Data under study:

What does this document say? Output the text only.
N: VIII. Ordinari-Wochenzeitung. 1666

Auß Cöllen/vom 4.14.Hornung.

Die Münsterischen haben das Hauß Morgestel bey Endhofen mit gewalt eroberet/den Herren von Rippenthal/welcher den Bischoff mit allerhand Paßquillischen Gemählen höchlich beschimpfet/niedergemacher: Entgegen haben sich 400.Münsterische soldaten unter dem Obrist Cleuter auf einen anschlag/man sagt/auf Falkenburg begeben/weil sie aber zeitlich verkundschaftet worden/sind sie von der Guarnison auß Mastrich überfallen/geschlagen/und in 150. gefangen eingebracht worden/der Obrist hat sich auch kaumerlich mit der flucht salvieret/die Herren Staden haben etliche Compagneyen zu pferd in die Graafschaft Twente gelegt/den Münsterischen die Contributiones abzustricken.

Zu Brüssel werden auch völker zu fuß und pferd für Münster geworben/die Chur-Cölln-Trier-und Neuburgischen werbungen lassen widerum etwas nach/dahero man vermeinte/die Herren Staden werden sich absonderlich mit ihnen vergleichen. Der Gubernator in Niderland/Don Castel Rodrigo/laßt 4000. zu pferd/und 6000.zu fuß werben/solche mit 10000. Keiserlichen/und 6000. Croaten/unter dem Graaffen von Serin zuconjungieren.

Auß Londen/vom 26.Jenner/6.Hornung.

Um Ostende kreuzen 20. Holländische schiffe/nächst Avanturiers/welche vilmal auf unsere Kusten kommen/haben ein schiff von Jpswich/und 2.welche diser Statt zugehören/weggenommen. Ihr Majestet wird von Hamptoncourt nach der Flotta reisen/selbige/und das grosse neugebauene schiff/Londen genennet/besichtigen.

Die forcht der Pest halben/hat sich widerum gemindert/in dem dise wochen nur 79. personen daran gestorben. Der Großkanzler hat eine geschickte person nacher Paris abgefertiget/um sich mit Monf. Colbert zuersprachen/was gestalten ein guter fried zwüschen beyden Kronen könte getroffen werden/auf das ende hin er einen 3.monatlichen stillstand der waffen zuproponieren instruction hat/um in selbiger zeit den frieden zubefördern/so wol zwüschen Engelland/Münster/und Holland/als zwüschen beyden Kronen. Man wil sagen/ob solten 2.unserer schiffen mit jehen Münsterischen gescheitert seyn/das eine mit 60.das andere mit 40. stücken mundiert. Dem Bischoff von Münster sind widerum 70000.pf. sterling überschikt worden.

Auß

What you have to do: Copy the whole listing once more, exactly.

Output for this task:
What does this document say? Output the text only.
N: VIII. Ordinari-Wochenzeitung. 1666

Auß Cöllen/vom 4.14.Hornung.

Die Münsterischen haben das Hauß Morgestel bey Endhofen mit gewalt eroberet/den Herren von Rippenthal/welcher den Bischoff mit allerhand Paßquillischen Gemählen höchlich beschimpfet/niedergemacher: Entgegen haben sich 400.Münsterische soldaten unter dem Obrist Cleuter auf einen anschlag/man sagt/auf Falkenburg begeben/weil sie aber zeitlich verkundschaftet worden/sind sie von der Guarnison auß Mastrich überfallen/geschlagen/und in 150. gefangen eingebracht worden/der Obrist hat sich auch kaumerlich mit der flucht salvieret/die Herren Staden haben etliche Compagneyen zu pferd in die Graafschaft Twente gelegt/den Münsterischen die Contributiones abzustricken.

Zu Brüssel werden auch völker zu fuß und pferd für Münster geworben/die Chur-Cölln-Trier-und Neuburgischen werbungen lassen widerum etwas nach/dahero man vermeinte/die Herren Staden werden sich absonderlich mit ihnen vergleichen. Der Gubernator in Niderland/Don Castel Rodrigo/laßt 4000. zu pferd/und 6000.zu fuß werben/solche mit 10000. Keiserlichen/und 6000. Croaten/unter dem Graaffen von Serin zuconjungieren.

Auß Londen/vom 26.Jenner/6.Hornung.

Um Ostende kreuzen 20. Holländische schiffe/nächst Avanturiers/welche vilmal auf unsere Kusten kommen/haben ein schiff von Jpswich/und 2.welche diser Statt zugehören/weggenommen. Ihr Majestet wird von Hamptoncourt nach der Flotta reisen/selbige/und das grosse neugebauene schiff/Londen genennet/besichtigen.

Die forcht der Pest halben/hat sich widerum gemindert/in dem dise wochen nur 79. personen daran gestorben. Der Großkanzler hat eine geschickte person nacher Paris abgefertiget/um sich mit Monf. Colbert zuersprachen/was gestalten ein guter fried zwüschen beyden Kronen könte getroffen werden/auf das ende hin er einen 3.monatlichen stillstand der waffen zuproponieren instruction hat/um in selbiger zeit den frieden zubefördern/so wol zwüschen Engelland/Münster/und Holland/als zwüschen beyden Kronen. Man wil sagen/ob solten 2.unserer schiffen mit jehen Münsterischen gescheitert seyn/das eine mit 60.das andere mit 40. stücken mundiert. Dem Bischoff von Münster sind widerum 70000.pf. sterling überschikt worden.

Auß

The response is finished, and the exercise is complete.